_Task instructions_
Find each line containing the string "following". Copy it.

"""

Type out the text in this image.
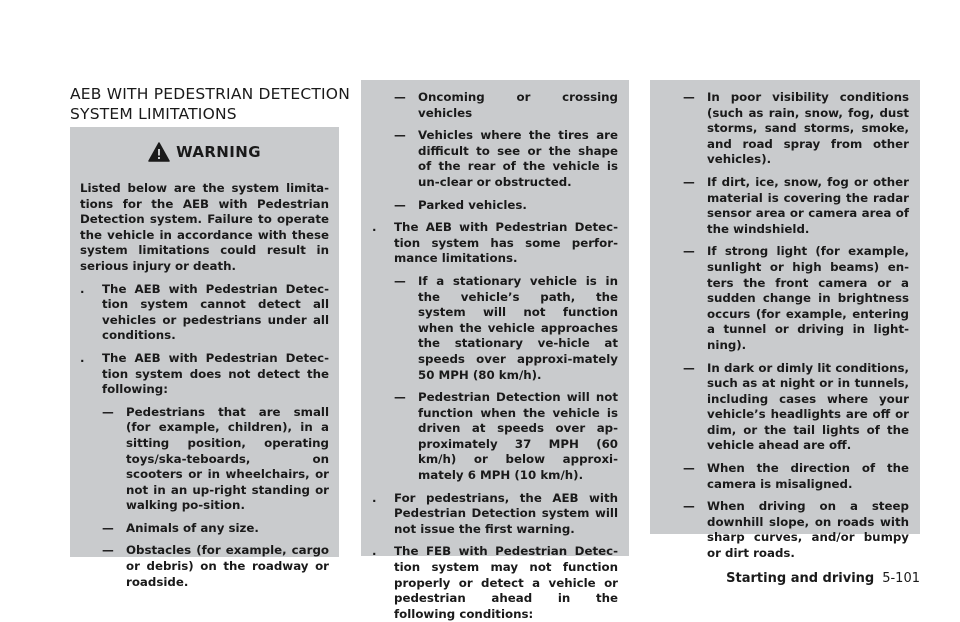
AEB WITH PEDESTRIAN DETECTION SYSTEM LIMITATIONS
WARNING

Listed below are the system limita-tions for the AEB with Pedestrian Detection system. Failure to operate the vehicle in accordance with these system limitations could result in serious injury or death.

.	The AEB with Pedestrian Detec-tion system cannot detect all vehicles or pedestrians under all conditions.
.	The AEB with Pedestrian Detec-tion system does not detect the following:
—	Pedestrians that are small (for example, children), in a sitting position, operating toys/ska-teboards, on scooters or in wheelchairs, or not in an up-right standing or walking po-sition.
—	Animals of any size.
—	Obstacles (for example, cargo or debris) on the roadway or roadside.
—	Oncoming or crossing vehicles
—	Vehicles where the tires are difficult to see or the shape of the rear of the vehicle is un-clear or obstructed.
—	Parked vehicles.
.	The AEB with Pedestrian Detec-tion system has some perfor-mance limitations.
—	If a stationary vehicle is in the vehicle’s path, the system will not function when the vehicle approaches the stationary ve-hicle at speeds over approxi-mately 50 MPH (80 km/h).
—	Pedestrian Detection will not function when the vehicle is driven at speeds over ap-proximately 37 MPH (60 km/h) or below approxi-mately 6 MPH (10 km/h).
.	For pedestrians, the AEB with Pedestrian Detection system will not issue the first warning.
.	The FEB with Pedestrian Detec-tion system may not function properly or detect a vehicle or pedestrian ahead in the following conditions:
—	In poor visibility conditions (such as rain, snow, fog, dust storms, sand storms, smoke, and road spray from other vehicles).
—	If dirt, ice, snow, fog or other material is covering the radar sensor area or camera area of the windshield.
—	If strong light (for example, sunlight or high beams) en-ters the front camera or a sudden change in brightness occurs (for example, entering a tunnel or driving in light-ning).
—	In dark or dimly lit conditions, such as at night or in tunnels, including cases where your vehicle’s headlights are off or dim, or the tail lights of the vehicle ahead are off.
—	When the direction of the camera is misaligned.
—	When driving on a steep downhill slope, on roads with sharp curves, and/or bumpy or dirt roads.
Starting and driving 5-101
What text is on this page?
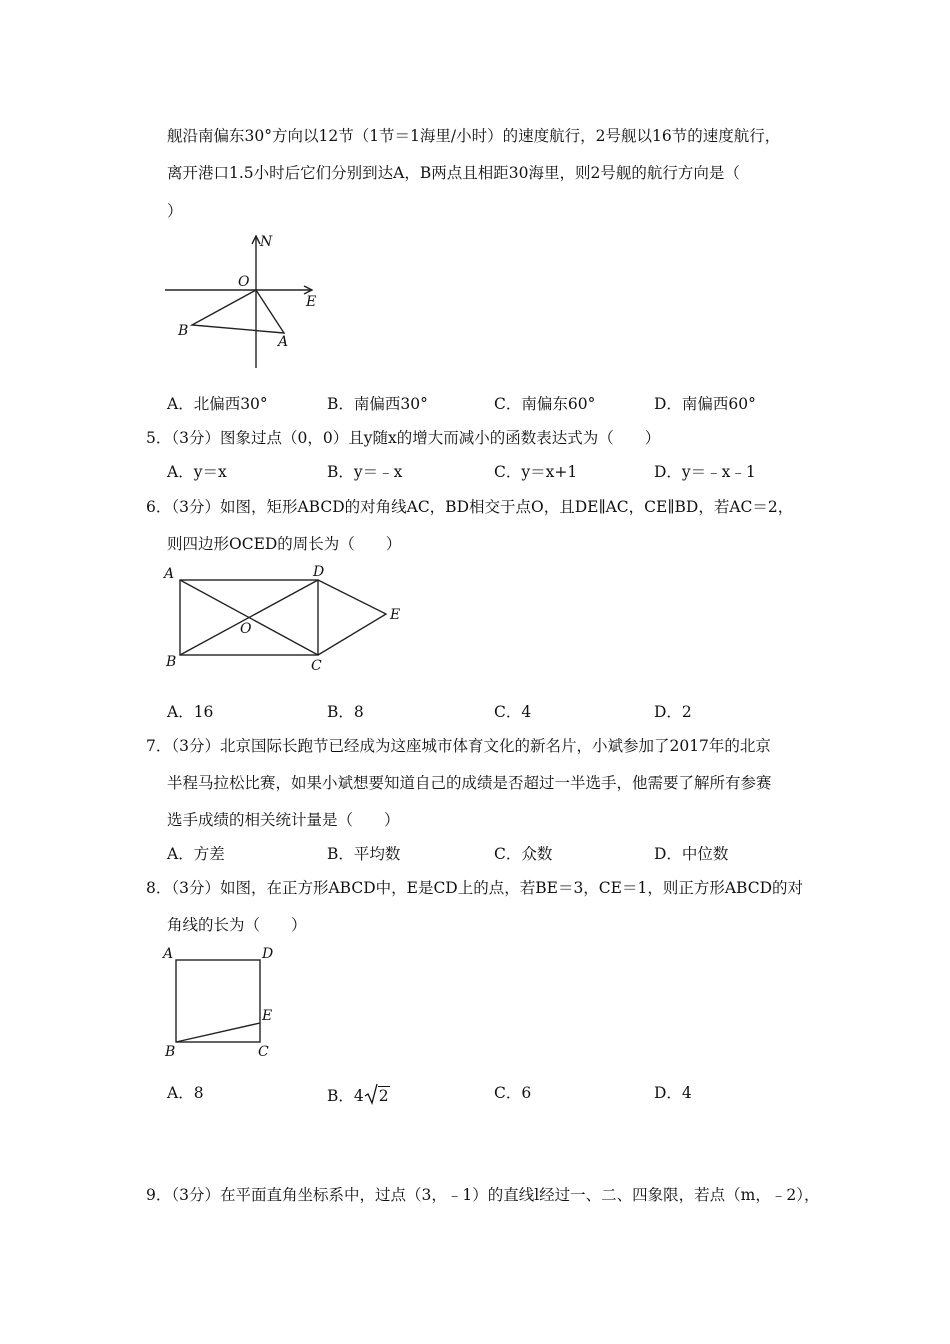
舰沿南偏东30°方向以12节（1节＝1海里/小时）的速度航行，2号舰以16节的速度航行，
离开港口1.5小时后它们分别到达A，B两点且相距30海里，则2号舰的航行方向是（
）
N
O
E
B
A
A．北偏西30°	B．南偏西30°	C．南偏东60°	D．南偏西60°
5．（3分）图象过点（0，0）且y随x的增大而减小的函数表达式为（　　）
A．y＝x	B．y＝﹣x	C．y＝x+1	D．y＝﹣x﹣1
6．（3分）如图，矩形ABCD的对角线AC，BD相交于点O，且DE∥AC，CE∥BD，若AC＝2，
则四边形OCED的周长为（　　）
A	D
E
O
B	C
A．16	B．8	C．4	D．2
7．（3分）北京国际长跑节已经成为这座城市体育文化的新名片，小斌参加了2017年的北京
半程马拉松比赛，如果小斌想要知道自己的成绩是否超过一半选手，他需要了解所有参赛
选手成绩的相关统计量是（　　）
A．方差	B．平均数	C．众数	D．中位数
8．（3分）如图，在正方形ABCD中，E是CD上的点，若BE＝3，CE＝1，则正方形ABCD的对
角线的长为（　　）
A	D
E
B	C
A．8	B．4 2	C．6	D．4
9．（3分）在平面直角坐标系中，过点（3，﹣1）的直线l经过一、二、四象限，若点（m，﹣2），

"""

_Task answer_
.	The AEB with Pedestrian Detec-tion system does not detect the following:
.	The FEB with Pedestrian Detec-tion system may not function properly or detect a vehicle or pedestrian ahead in the following conditions:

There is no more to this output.